* **Stated task**:
Each record below must be returned exactly as shown.

* **Source material**:
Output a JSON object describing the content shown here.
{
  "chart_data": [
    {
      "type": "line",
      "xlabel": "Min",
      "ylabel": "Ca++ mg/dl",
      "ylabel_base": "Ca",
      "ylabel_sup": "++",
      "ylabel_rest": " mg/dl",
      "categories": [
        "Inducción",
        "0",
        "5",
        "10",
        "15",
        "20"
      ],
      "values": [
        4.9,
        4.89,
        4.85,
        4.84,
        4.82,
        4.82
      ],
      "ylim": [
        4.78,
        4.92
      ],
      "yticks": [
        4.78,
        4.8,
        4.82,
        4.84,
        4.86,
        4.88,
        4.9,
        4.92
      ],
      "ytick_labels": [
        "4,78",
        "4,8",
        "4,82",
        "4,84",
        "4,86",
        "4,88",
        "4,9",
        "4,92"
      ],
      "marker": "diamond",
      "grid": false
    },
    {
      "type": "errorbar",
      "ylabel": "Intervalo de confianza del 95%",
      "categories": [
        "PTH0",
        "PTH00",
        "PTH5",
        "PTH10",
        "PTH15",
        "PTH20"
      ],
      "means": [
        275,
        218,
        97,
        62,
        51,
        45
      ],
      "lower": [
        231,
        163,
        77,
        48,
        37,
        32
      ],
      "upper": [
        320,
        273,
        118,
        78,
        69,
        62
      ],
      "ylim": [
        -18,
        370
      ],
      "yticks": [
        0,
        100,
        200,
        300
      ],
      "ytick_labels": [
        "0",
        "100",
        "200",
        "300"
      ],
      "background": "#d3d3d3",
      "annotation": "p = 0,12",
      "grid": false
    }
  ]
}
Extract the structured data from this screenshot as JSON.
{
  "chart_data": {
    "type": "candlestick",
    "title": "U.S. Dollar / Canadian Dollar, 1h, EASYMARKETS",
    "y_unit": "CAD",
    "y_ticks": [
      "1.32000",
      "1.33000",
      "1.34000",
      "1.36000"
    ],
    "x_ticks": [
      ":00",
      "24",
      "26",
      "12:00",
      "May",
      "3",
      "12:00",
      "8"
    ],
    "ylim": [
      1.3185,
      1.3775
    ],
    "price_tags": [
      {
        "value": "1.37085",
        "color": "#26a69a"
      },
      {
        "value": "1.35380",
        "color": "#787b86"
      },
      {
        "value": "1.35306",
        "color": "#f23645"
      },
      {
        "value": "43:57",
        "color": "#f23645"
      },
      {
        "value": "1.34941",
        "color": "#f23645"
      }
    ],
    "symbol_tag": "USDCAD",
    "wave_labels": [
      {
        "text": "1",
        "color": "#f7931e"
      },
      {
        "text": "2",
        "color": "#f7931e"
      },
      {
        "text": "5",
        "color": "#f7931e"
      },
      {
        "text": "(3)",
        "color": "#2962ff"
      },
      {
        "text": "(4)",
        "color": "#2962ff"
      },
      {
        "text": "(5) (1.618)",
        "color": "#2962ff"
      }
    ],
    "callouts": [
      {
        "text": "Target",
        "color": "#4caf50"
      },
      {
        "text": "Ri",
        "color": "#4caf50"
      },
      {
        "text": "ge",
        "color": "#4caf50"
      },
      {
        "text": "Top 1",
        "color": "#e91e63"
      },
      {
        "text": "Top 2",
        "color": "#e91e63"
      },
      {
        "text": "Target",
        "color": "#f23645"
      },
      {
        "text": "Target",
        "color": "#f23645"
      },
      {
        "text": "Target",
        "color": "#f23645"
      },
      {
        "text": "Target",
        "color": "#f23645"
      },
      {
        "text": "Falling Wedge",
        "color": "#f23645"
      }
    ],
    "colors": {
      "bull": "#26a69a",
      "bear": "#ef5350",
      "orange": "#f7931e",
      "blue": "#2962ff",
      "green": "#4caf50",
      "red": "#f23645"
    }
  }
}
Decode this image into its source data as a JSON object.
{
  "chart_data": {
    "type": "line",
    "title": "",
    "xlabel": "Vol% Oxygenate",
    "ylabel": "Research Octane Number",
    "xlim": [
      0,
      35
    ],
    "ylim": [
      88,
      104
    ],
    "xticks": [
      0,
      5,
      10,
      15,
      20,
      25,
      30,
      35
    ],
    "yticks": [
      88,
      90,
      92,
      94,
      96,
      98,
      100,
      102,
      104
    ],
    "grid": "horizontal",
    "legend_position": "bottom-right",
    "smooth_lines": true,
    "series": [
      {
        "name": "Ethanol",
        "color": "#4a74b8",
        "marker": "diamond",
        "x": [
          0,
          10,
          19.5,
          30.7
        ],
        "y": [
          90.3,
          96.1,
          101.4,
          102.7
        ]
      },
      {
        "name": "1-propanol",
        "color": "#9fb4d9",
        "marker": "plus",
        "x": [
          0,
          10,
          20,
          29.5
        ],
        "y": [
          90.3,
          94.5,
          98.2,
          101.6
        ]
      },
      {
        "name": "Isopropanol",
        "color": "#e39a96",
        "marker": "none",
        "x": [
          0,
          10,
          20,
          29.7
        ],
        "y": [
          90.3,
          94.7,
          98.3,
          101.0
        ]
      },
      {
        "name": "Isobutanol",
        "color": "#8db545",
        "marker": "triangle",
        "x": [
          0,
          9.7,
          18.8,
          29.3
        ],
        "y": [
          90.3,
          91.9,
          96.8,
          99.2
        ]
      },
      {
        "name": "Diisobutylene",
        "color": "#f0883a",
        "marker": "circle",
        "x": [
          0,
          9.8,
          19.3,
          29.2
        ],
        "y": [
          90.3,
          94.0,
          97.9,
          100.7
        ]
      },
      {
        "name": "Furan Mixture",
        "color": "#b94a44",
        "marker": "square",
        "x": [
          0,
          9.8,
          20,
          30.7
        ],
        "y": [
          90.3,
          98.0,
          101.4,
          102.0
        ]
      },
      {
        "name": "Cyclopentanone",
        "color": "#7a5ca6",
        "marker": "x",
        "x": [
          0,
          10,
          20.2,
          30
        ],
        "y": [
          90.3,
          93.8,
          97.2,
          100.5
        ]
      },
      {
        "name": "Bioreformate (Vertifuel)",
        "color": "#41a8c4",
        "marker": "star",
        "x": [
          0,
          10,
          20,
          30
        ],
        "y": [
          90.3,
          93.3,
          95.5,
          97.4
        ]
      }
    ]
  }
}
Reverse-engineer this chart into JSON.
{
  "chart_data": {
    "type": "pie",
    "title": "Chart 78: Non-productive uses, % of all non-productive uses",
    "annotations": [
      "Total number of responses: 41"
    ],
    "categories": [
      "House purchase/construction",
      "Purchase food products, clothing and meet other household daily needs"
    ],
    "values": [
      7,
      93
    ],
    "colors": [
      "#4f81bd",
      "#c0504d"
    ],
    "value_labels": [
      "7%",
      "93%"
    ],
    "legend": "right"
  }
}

* **Solution for this exercise**:
Output a JSON object describing the content shown here.
{
  "chart_data": [
    {
      "type": "line",
      "xlabel": "Min",
      "ylabel": "Ca++ mg/dl",
      "ylabel_base": "Ca",
      "ylabel_sup": "++",
      "ylabel_rest": " mg/dl",
      "categories": [
        "Inducción",
        "0",
        "5",
        "10",
        "15",
        "20"
      ],
      "values": [
        4.9,
        4.89,
        4.85,
        4.84,
        4.82,
        4.82
      ],
      "ylim": [
        4.78,
        4.92
      ],
      "yticks": [
        4.78,
        4.8,
        4.82,
        4.84,
        4.86,
        4.88,
        4.9,
        4.92
      ],
      "ytick_labels": [
        "4,78",
        "4,8",
        "4,82",
        "4,84",
        "4,86",
        "4,88",
        "4,9",
        "4,92"
      ],
      "marker": "diamond",
      "grid": false
    },
    {
      "type": "errorbar",
      "ylabel": "Intervalo de confianza del 95%",
      "categories": [
        "PTH0",
        "PTH00",
        "PTH5",
        "PTH10",
        "PTH15",
        "PTH20"
      ],
      "means": [
        275,
        218,
        97,
        62,
        51,
        45
      ],
      "lower": [
        231,
        163,
        77,
        48,
        37,
        32
      ],
      "upper": [
        320,
        273,
        118,
        78,
        69,
        62
      ],
      "ylim": [
        -18,
        370
      ],
      "yticks": [
        0,
        100,
        200,
        300
      ],
      "ytick_labels": [
        "0",
        "100",
        "200",
        "300"
      ],
      "background": "#d3d3d3",
      "annotation": "p = 0,12",
      "grid": false
    }
  ]
}
Extract the structured data from this screenshot as JSON.
{
  "chart_data": {
    "type": "candlestick",
    "title": "U.S. Dollar / Canadian Dollar, 1h, EASYMARKETS",
    "y_unit": "CAD",
    "y_ticks": [
      "1.32000",
      "1.33000",
      "1.34000",
      "1.36000"
    ],
    "x_ticks": [
      ":00",
      "24",
      "26",
      "12:00",
      "May",
      "3",
      "12:00",
      "8"
    ],
    "ylim": [
      1.3185,
      1.3775
    ],
    "price_tags": [
      {
        "value": "1.37085",
        "color": "#26a69a"
      },
      {
        "value": "1.35380",
        "color": "#787b86"
      },
      {
        "value": "1.35306",
        "color": "#f23645"
      },
      {
        "value": "43:57",
        "color": "#f23645"
      },
      {
        "value": "1.34941",
        "color": "#f23645"
      }
    ],
    "symbol_tag": "USDCAD",
    "wave_labels": [
      {
        "text": "1",
        "color": "#f7931e"
      },
      {
        "text": "2",
        "color": "#f7931e"
      },
      {
        "text": "5",
        "color": "#f7931e"
      },
      {
        "text": "(3)",
        "color": "#2962ff"
      },
      {
        "text": "(4)",
        "color": "#2962ff"
      },
      {
        "text": "(5) (1.618)",
        "color": "#2962ff"
      }
    ],
    "callouts": [
      {
        "text": "Target",
        "color": "#4caf50"
      },
      {
        "text": "Ri",
        "color": "#4caf50"
      },
      {
        "text": "ge",
        "color": "#4caf50"
      },
      {
        "text": "Top 1",
        "color": "#e91e63"
      },
      {
        "text": "Top 2",
        "color": "#e91e63"
      },
      {
        "text": "Target",
        "color": "#f23645"
      },
      {
        "text": "Target",
        "color": "#f23645"
      },
      {
        "text": "Target",
        "color": "#f23645"
      },
      {
        "text": "Target",
        "color": "#f23645"
      },
      {
        "text": "Falling Wedge",
        "color": "#f23645"
      }
    ],
    "colors": {
      "bull": "#26a69a",
      "bear": "#ef5350",
      "orange": "#f7931e",
      "blue": "#2962ff",
      "green": "#4caf50",
      "red": "#f23645"
    }
  }
}
Decode this image into its source data as a JSON object.
{
  "chart_data": {
    "type": "line",
    "title": "",
    "xlabel": "Vol% Oxygenate",
    "ylabel": "Research Octane Number",
    "xlim": [
      0,
      35
    ],
    "ylim": [
      88,
      104
    ],
    "xticks": [
      0,
      5,
      10,
      15,
      20,
      25,
      30,
      35
    ],
    "yticks": [
      88,
      90,
      92,
      94,
      96,
      98,
      100,
      102,
      104
    ],
    "grid": "horizontal",
    "legend_position": "bottom-right",
    "smooth_lines": true,
    "series": [
      {
        "name": "Ethanol",
        "color": "#4a74b8",
        "marker": "diamond",
        "x": [
          0,
          10,
          19.5,
          30.7
        ],
        "y": [
          90.3,
          96.1,
          101.4,
          102.7
        ]
      },
      {
        "name": "1-propanol",
        "color": "#9fb4d9",
        "marker": "plus",
        "x": [
          0,
          10,
          20,
          29.5
        ],
        "y": [
          90.3,
          94.5,
          98.2,
          101.6
        ]
      },
      {
        "name": "Isopropanol",
        "color": "#e39a96",
        "marker": "none",
        "x": [
          0,
          10,
          20,
          29.7
        ],
        "y": [
          90.3,
          94.7,
          98.3,
          101.0
        ]
      },
      {
        "name": "Isobutanol",
        "color": "#8db545",
        "marker": "triangle",
        "x": [
          0,
          9.7,
          18.8,
          29.3
        ],
        "y": [
          90.3,
          91.9,
          96.8,
          99.2
        ]
      },
      {
        "name": "Diisobutylene",
        "color": "#f0883a",
        "marker": "circle",
        "x": [
          0,
          9.8,
          19.3,
          29.2
        ],
        "y": [
          90.3,
          94.0,
          97.9,
          100.7
        ]
      },
      {
        "name": "Furan Mixture",
        "color": "#b94a44",
        "marker": "square",
        "x": [
          0,
          9.8,
          20,
          30.7
        ],
        "y": [
          90.3,
          98.0,
          101.4,
          102.0
        ]
      },
      {
        "name": "Cyclopentanone",
        "color": "#7a5ca6",
        "marker": "x",
        "x": [
          0,
          10,
          20.2,
          30
        ],
        "y": [
          90.3,
          93.8,
          97.2,
          100.5
        ]
      },
      {
        "name": "Bioreformate (Vertifuel)",
        "color": "#41a8c4",
        "marker": "star",
        "x": [
          0,
          10,
          20,
          30
        ],
        "y": [
          90.3,
          93.3,
          95.5,
          97.4
        ]
      }
    ]
  }
}
Reverse-engineer this chart into JSON.
{
  "chart_data": {
    "type": "pie",
    "title": "Chart 78: Non-productive uses, % of all non-productive uses",
    "annotations": [
      "Total number of responses: 41"
    ],
    "categories": [
      "House purchase/construction",
      "Purchase food products, clothing and meet other household daily needs"
    ],
    "values": [
      7,
      93
    ],
    "colors": [
      "#4f81bd",
      "#c0504d"
    ],
    "value_labels": [
      "7%",
      "93%"
    ],
    "legend": "right"
  }
}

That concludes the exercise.